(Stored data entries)
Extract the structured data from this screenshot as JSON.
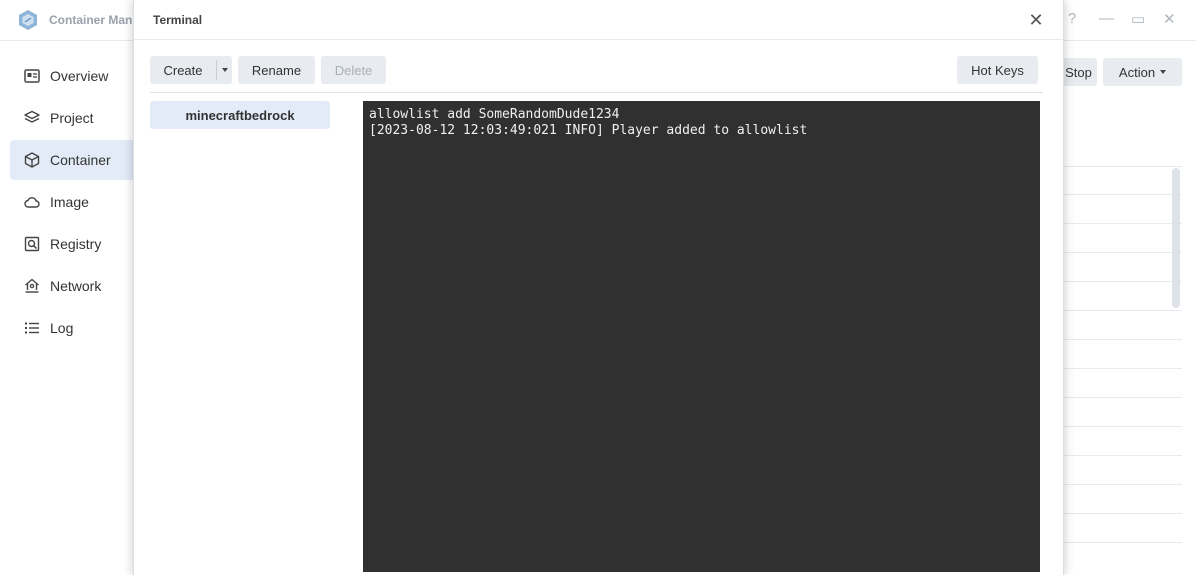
{
  "app": {
    "title": "Container Man",
    "help_glyph": "?",
    "minimize_glyph": "—",
    "maximize_glyph": "▭",
    "close_glyph": "✕"
  },
  "sidebar": {
    "items": [
      {
        "label": "Overview",
        "icon": "overview-icon"
      },
      {
        "label": "Project",
        "icon": "layers-icon"
      },
      {
        "label": "Container",
        "icon": "cube-icon",
        "active": true
      },
      {
        "label": "Image",
        "icon": "cloud-icon"
      },
      {
        "label": "Registry",
        "icon": "registry-search-icon"
      },
      {
        "label": "Network",
        "icon": "network-house-icon"
      },
      {
        "label": "Log",
        "icon": "list-icon"
      }
    ]
  },
  "background_toolbar": {
    "stop_label": "Stop",
    "action_label": "Action"
  },
  "modal": {
    "title": "Terminal",
    "close_glyph": "✕",
    "toolbar": {
      "create_label": "Create",
      "rename_label": "Rename",
      "delete_label": "Delete",
      "hotkeys_label": "Hot Keys"
    },
    "sessions": [
      {
        "name": "minecraftbedrock",
        "selected": true
      }
    ],
    "terminal": {
      "lines": [
        "allowlist add SomeRandomDude1234",
        "[2023-08-12 12:03:49:021 INFO] Player added to allowlist"
      ]
    }
  },
  "colors": {
    "accent_selected": "#e2ebf7",
    "terminal_bg": "#303030",
    "terminal_fg": "#f0f0f0",
    "button_bg": "#e8ebef"
  }
}
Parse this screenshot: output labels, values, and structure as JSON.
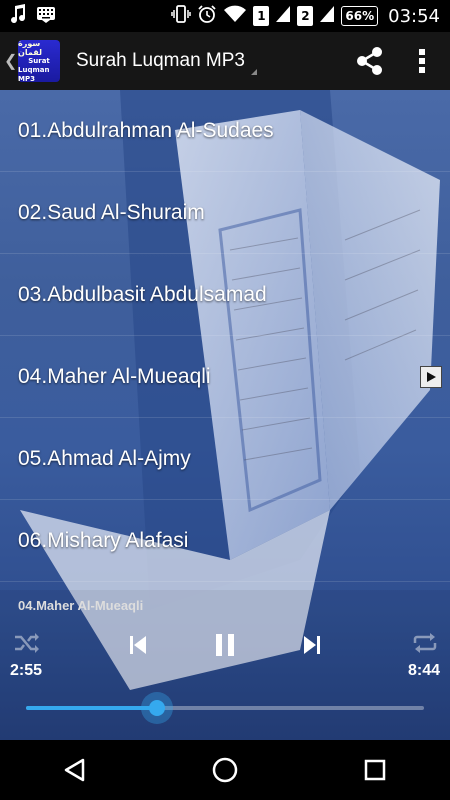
{
  "status_bar": {
    "left_icons": [
      "music-note-icon",
      "keyboard-icon"
    ],
    "sim1": "1",
    "sim2": "2",
    "battery": "66%",
    "time": "03:54"
  },
  "app_bar": {
    "logo_lines": [
      "سورة لقمان",
      "Surat",
      "Luqman MP3"
    ],
    "title": "Surah Luqman MP3",
    "share_icon": "share-icon",
    "menu_icon": "overflow-menu-icon"
  },
  "tracks": [
    {
      "label": "01.Abdulrahman Al-Sudaes"
    },
    {
      "label": "02.Saud Al-Shuraim"
    },
    {
      "label": "03.Abdulbasit Abdulsamad"
    },
    {
      "label": "04.Maher Al-Mueaqli"
    },
    {
      "label": "05.Ahmad Al-Ajmy"
    },
    {
      "label": "06.Mishary Alafasi"
    }
  ],
  "now_playing_index": 3,
  "player": {
    "now_playing": "04.Maher Al-Mueaqli",
    "elapsed": "2:55",
    "total": "8:44",
    "progress": 0.33,
    "accent_color": "#35a9ee"
  },
  "nav": {
    "back_icon": "back-triangle-icon",
    "home_icon": "home-circle-icon",
    "recents_icon": "recents-square-icon"
  }
}
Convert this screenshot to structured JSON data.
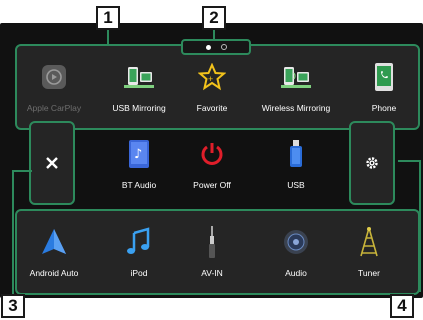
{
  "callouts": [
    "1",
    "2",
    "3",
    "4"
  ],
  "page_indicator": {
    "current": 1,
    "total": 2
  },
  "top_row": [
    {
      "label": "Apple CarPlay",
      "icon": "apple-carplay-icon",
      "enabled": false
    },
    {
      "label": "USB Mirroring",
      "icon": "usb-mirroring-icon",
      "enabled": true
    },
    {
      "label": "Favorite",
      "icon": "favorite-star-icon",
      "enabled": true
    },
    {
      "label": "Wireless Mirroring",
      "icon": "wireless-mirroring-icon",
      "enabled": true
    },
    {
      "label": "Phone",
      "icon": "phone-icon",
      "enabled": true
    }
  ],
  "middle_row": [
    {
      "label": "BT Audio",
      "icon": "bt-audio-icon"
    },
    {
      "label": "Power Off",
      "icon": "power-icon"
    },
    {
      "label": "USB",
      "icon": "usb-drive-icon"
    }
  ],
  "bottom_row": [
    {
      "label": "Android Auto",
      "icon": "android-auto-icon"
    },
    {
      "label": "iPod",
      "icon": "ipod-music-icon"
    },
    {
      "label": "AV-IN",
      "icon": "av-in-icon"
    },
    {
      "label": "Audio",
      "icon": "audio-speaker-icon"
    },
    {
      "label": "Tuner",
      "icon": "tuner-tower-icon"
    }
  ],
  "colors": {
    "accent": "#2d8a5c",
    "background": "#111111"
  }
}
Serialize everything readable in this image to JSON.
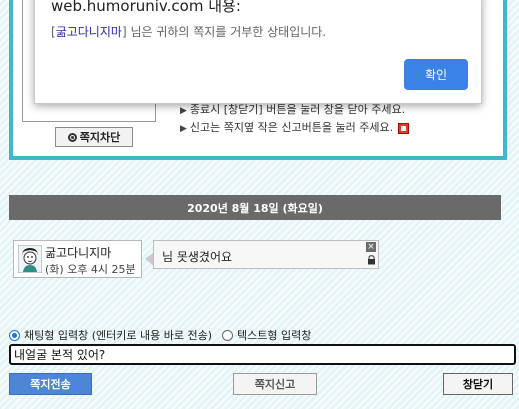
{
  "dialog": {
    "title": "web.humoruniv.com 내용:",
    "message_name": "굶고다니지마",
    "message_rest": " 님은 귀하의 쪽지를 거부한 상태입니다.",
    "ok_label": "확인"
  },
  "panel": {
    "block_button": "쪽지차단",
    "note1": "종료시 [창닫기] 버튼을 눌러 창을 닫아 주세요.",
    "note2": "신고는 쪽지옆 작은 신고버튼을 눌러 주세요."
  },
  "date_bar": "2020년 8월 18일 (화요일)",
  "message": {
    "sender_name": "굶고다니지마",
    "sender_time": "(화) 오후 4시 25분",
    "text": "님 못생겼어요",
    "close_glyph": "×"
  },
  "input": {
    "mode_chat": "채팅형 입력창 (엔터키로 내용 바로 전송)",
    "mode_text": "텍스트형 입력창",
    "value": "내얼굴 본적 있어?"
  },
  "buttons": {
    "send": "쪽지전송",
    "report": "쪽지신고",
    "close": "창닫기"
  },
  "colors": {
    "panel_border": "#40b8cc",
    "ok_button": "#3b82e6",
    "send_button": "#4d86d6",
    "date_bar": "#6a6a6a"
  }
}
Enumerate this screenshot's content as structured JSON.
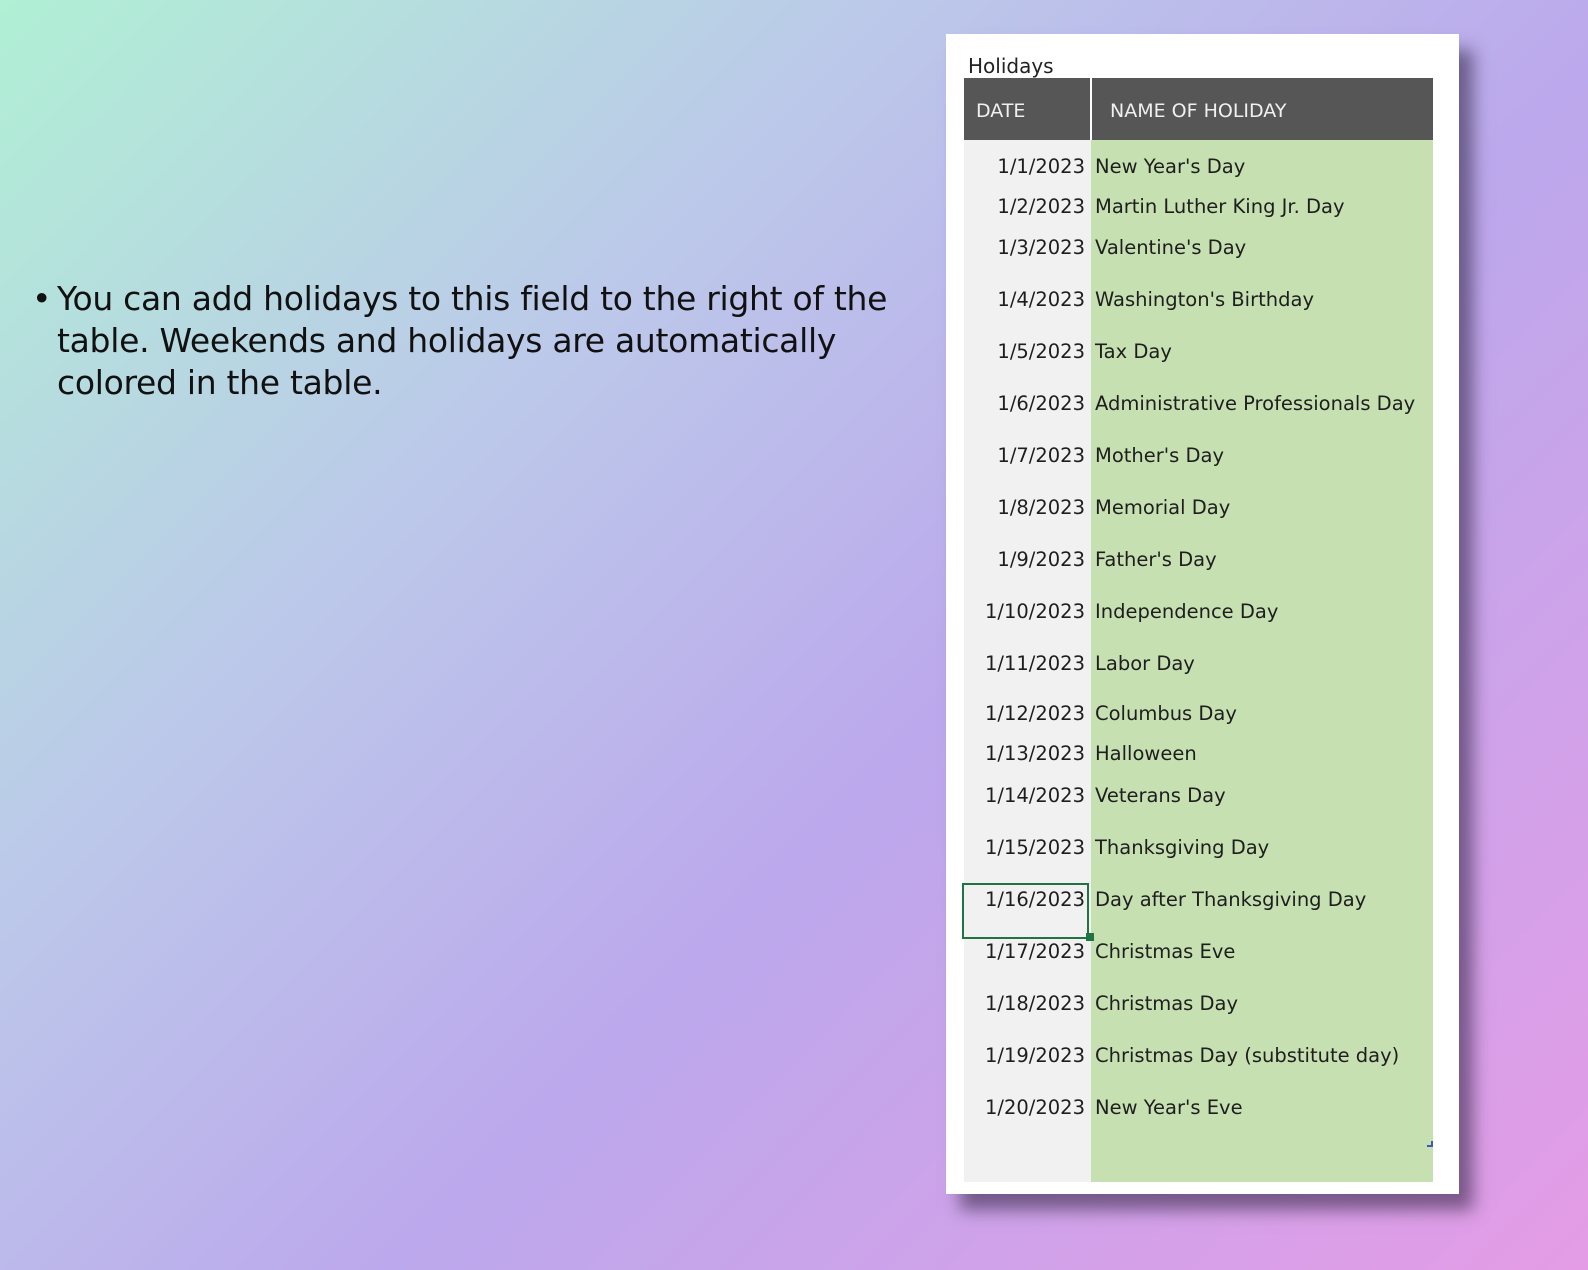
{
  "description": {
    "text": "You can add holidays to this field to the right of the table. Weekends and holidays are automatically colored in the table."
  },
  "sheet": {
    "title": "Holidays",
    "columns": {
      "date": "DATE",
      "name": "NAME OF HOLIDAY"
    },
    "rows": [
      {
        "date": "1/1/2023",
        "name": "New Year's Day"
      },
      {
        "date": "1/2/2023",
        "name": "Martin Luther King Jr. Day"
      },
      {
        "date": "1/3/2023",
        "name": "Valentine's Day"
      },
      {
        "date": "1/4/2023",
        "name": "Washington's Birthday"
      },
      {
        "date": "1/5/2023",
        "name": "Tax Day"
      },
      {
        "date": "1/6/2023",
        "name": "Administrative Professionals Day"
      },
      {
        "date": "1/7/2023",
        "name": "Mother's Day"
      },
      {
        "date": "1/8/2023",
        "name": "Memorial Day"
      },
      {
        "date": "1/9/2023",
        "name": "Father's Day"
      },
      {
        "date": "1/10/2023",
        "name": "Independence Day"
      },
      {
        "date": "1/11/2023",
        "name": "Labor Day"
      },
      {
        "date": "1/12/2023",
        "name": "Columbus Day"
      },
      {
        "date": "1/13/2023",
        "name": "Halloween"
      },
      {
        "date": "1/14/2023",
        "name": "Veterans Day"
      },
      {
        "date": "1/15/2023",
        "name": "Thanksgiving Day"
      },
      {
        "date": "1/16/2023",
        "name": "Day after Thanksgiving Day"
      },
      {
        "date": "1/17/2023",
        "name": "Christmas Eve"
      },
      {
        "date": "1/18/2023",
        "name": "Christmas Day"
      },
      {
        "date": "1/19/2023",
        "name": "Christmas Day (substitute day)"
      },
      {
        "date": "1/20/2023",
        "name": "New Year's Eve"
      }
    ],
    "selected_row": 15,
    "colors": {
      "header_bg": "#565656",
      "date_col_bg": "#f1f1f1",
      "holiday_col_bg": "#c6e0b2",
      "selection_border": "#217346"
    }
  }
}
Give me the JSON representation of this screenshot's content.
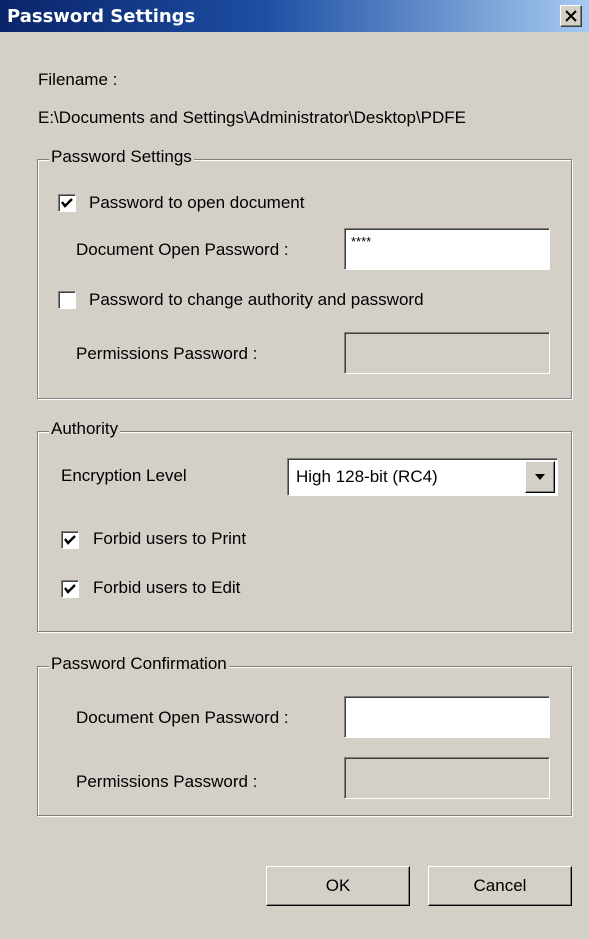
{
  "window": {
    "title": "Password Settings"
  },
  "file": {
    "label": "Filename :",
    "path": "E:\\Documents and Settings\\Administrator\\Desktop\\PDFE"
  },
  "password_settings": {
    "legend": "Password Settings",
    "open_checkbox_label": "Password to open document",
    "open_checked": true,
    "open_password_label": "Document Open Password :",
    "open_password_value": "****",
    "change_checkbox_label": "Password to change authority and password",
    "change_checked": false,
    "permissions_label": "Permissions Password :",
    "permissions_value": ""
  },
  "authority": {
    "legend": "Authority",
    "encryption_label": "Encryption Level",
    "encryption_selected": "High 128-bit (RC4)",
    "forbid_print_label": "Forbid users to Print",
    "forbid_print_checked": true,
    "forbid_edit_label": "Forbid users to Edit",
    "forbid_edit_checked": true
  },
  "confirmation": {
    "legend": "Password Confirmation",
    "open_password_label": "Document Open Password :",
    "open_password_value": "",
    "permissions_label": "Permissions Password :",
    "permissions_value": ""
  },
  "buttons": {
    "ok": "OK",
    "cancel": "Cancel"
  },
  "icons": {
    "close": "close-icon",
    "check": "checkmark-icon",
    "dropdown": "chevron-down-icon"
  },
  "colors": {
    "title_bar": "#0a246a",
    "dialog_bg": "#d4d0c8"
  }
}
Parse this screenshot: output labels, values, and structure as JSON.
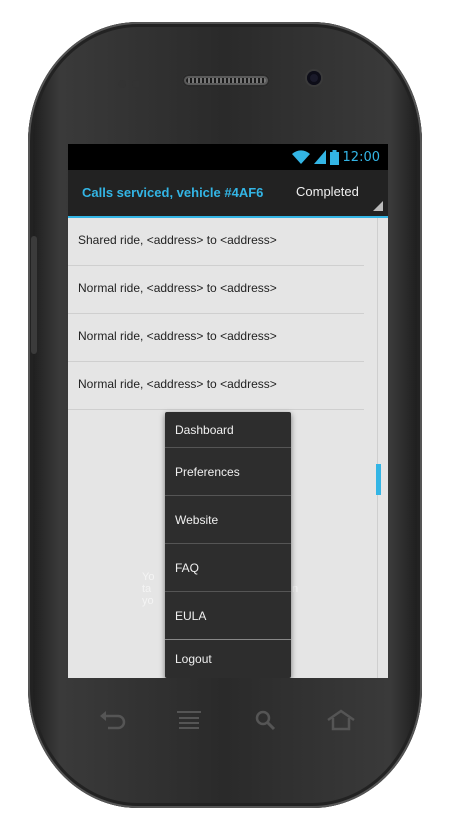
{
  "status": {
    "time": "12:00"
  },
  "action_bar": {
    "title": "Calls serviced, vehicle #4AF6",
    "spinner_value": "Completed"
  },
  "rides": [
    "Shared ride, <address> to <address>",
    "Normal ride, <address> to <address>",
    "Normal ride, <address> to <address>",
    "Normal ride, <address> to <address>"
  ],
  "hint_fragments": [
    "Yo",
    "ta",
    "yo",
    "n"
  ],
  "menu": [
    "Dashboard",
    "Preferences",
    "Website",
    "FAQ",
    "EULA",
    "Logout"
  ],
  "accent_color": "#33b5e5",
  "icons": {
    "status": [
      "wifi-icon",
      "signal-icon",
      "battery-icon"
    ],
    "nav": [
      "back-icon",
      "menu-icon",
      "search-icon",
      "home-icon"
    ]
  }
}
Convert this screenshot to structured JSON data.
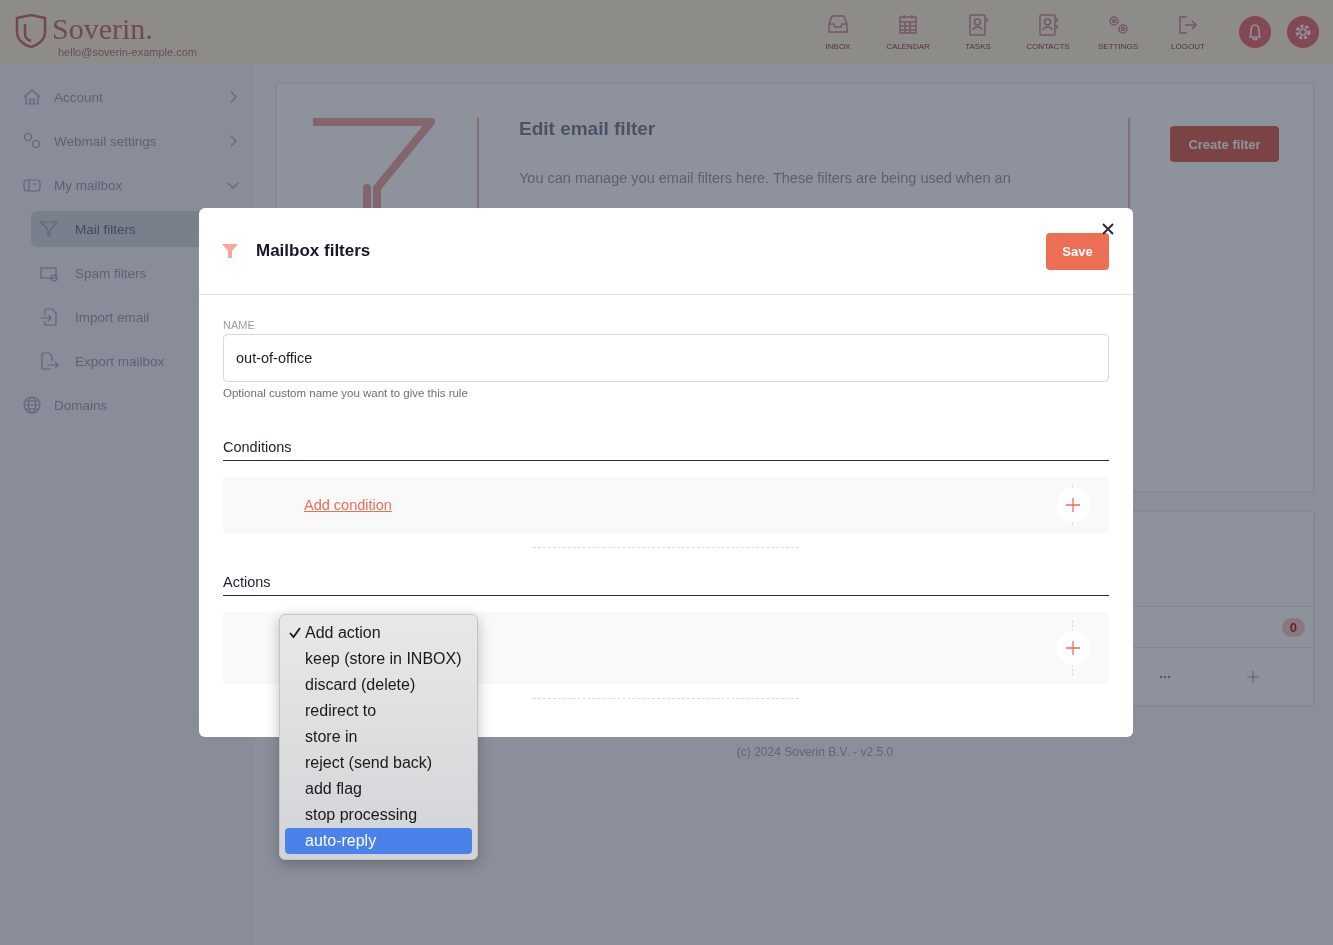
{
  "header": {
    "logo": "Soverin.",
    "email": "hello@soverin-example.com",
    "nav": [
      {
        "label": "INBOX"
      },
      {
        "label": "CALENDAR"
      },
      {
        "label": "TASKS"
      },
      {
        "label": "CONTACTS"
      },
      {
        "label": "SETTINGS"
      },
      {
        "label": "LOGOUT"
      }
    ]
  },
  "sidebar": {
    "items": [
      {
        "label": "Account",
        "kind": "group",
        "expanded": false,
        "selected": false
      },
      {
        "label": "Webmail settings",
        "kind": "group",
        "expanded": false,
        "selected": false
      },
      {
        "label": "My mailbox",
        "kind": "group",
        "expanded": true,
        "selected": false,
        "children": [
          {
            "label": "Mail filters",
            "selected": true
          },
          {
            "label": "Spam filters",
            "selected": false
          },
          {
            "label": "Import email",
            "selected": false
          },
          {
            "label": "Export mailbox",
            "selected": false
          }
        ]
      },
      {
        "label": "Domains",
        "kind": "link",
        "selected": false
      }
    ]
  },
  "page_card": {
    "title": "Edit email filter",
    "text_lines": [
      "You can manage you email filters here. These filters are being used when an"
    ],
    "button": "Create filter"
  },
  "list_card": {
    "badge": "0"
  },
  "footer": "(c) 2024 Soverin B.V. - v2.5.0",
  "modal": {
    "title": "Mailbox filters",
    "save": "Save",
    "name_field": {
      "label": "NAME",
      "value": "out-of-office",
      "hint": "Optional custom name you want to give this rule"
    },
    "sections": [
      {
        "title": "Conditions",
        "link": "Add condition"
      },
      {
        "title": "Actions"
      }
    ]
  },
  "dropdown": {
    "options": [
      {
        "label": "Add action",
        "checked": true,
        "highlighted": false
      },
      {
        "label": "keep (store in INBOX)",
        "checked": false,
        "highlighted": false
      },
      {
        "label": "discard (delete)",
        "checked": false,
        "highlighted": false
      },
      {
        "label": "redirect to",
        "checked": false,
        "highlighted": false
      },
      {
        "label": "store in",
        "checked": false,
        "highlighted": false
      },
      {
        "label": "reject (send back)",
        "checked": false,
        "highlighted": false
      },
      {
        "label": "add flag",
        "checked": false,
        "highlighted": false
      },
      {
        "label": "stop processing",
        "checked": false,
        "highlighted": false
      },
      {
        "label": "auto-reply",
        "checked": false,
        "highlighted": true
      }
    ]
  }
}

- **Exercise goal**: Say how many lines hold the word "home", giving the number and nothing else.

- **Reply to the task**: 2